= WHAT TO DO =
Put every line of the data items below into a Markdown table with the columns Row and Line, numbering the rows and skipping blank lines. Leave the pictures out of the table.

Data items:
----------------

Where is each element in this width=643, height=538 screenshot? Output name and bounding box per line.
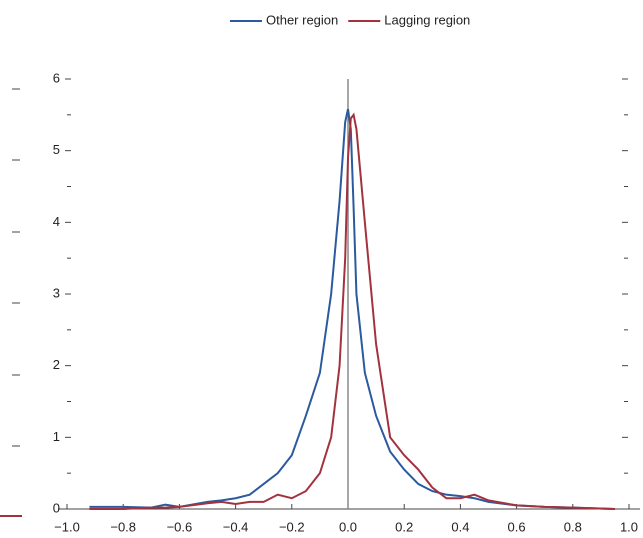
y-tick-label: 2 <box>53 357 60 372</box>
y-tick-label: 6 <box>53 70 60 85</box>
x-tick-label: 0.2 <box>395 519 413 534</box>
legend-label: Other region <box>266 12 338 27</box>
x-tick-label: −0.6 <box>167 519 193 534</box>
y-tick-label: 1 <box>53 429 60 444</box>
x-tick-label: 0.8 <box>564 519 582 534</box>
x-tick-label: 0.4 <box>451 519 469 534</box>
x-tick-label: 1.0 <box>620 519 638 534</box>
y-tick-label: 0 <box>53 500 60 515</box>
x-tick-label: −0.2 <box>279 519 305 534</box>
y-tick-label: 5 <box>53 142 60 157</box>
x-tick-label: −0.4 <box>223 519 249 534</box>
y-tick-label: 3 <box>53 285 60 300</box>
line-series <box>89 108 615 510</box>
legend-label: Lagging region <box>384 12 470 27</box>
x-tick-label: 0.0 <box>339 519 357 534</box>
x-tick-label: 0.6 <box>508 519 526 534</box>
left-panel-remnant <box>0 88 22 517</box>
x-tick-label: −0.8 <box>110 519 136 534</box>
y-tick-label: 4 <box>53 214 60 229</box>
line-series <box>89 112 615 510</box>
x-tick-label: −1.0 <box>54 519 80 534</box>
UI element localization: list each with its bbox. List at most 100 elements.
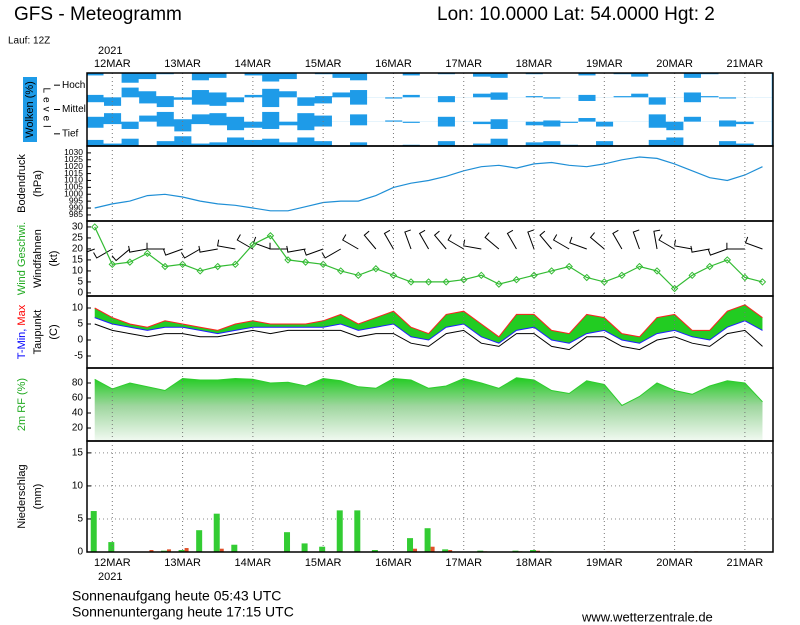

----------------

= CORRECT RESPONSE =
| Row | Line |
|---|---|
| 1 | Where is each element in this width=643, height=538 screenshot? Output name and bounding box per line. |
| 2 | y-tick-label: 2 <box>53 357 60 372</box> |
| 3 | y-tick-label: 6 <box>53 70 60 85</box> |
| 4 | x-tick-label: 0.2 <box>395 519 413 534</box> |
| 5 | legend-label: Other region <box>266 12 338 27</box> |
| 6 | x-tick-label: −0.6 <box>167 519 193 534</box> |
| 7 | y-tick-label: 1 <box>53 429 60 444</box> |
| 8 | x-tick-label: 0.8 <box>564 519 582 534</box> |
| 9 | x-tick-label: 0.4 <box>451 519 469 534</box> |
| 10 | x-tick-label: 1.0 <box>620 519 638 534</box> |
| 11 | y-tick-label: 0 <box>53 500 60 515</box> |
| 12 | x-tick-label: −0.2 <box>279 519 305 534</box> |
| 13 | y-tick-label: 5 <box>53 142 60 157</box> |
| 14 | x-tick-label: −0.4 <box>223 519 249 534</box> |
| 15 | y-tick-label: 3 <box>53 285 60 300</box> |
| 16 | line-series <box>89 108 615 510</box> |
| 17 | legend-label: Lagging region <box>384 12 470 27</box> |
| 18 | x-tick-label: 0.0 <box>339 519 357 534</box> |
| 19 | x-tick-label: 0.6 <box>508 519 526 534</box> |
| 20 | left-panel-remnant <box>0 88 22 517</box> |
| 21 | x-tick-label: −0.8 <box>110 519 136 534</box> |
| 22 | y-tick-label: 4 <box>53 214 60 229</box> |
| 23 | line-series <box>89 112 615 510</box> |
| 24 | x-tick-label: −1.0 <box>54 519 80 534</box> |
| 25 | UI element localization: list each with its bbox. List at most 100 elements. |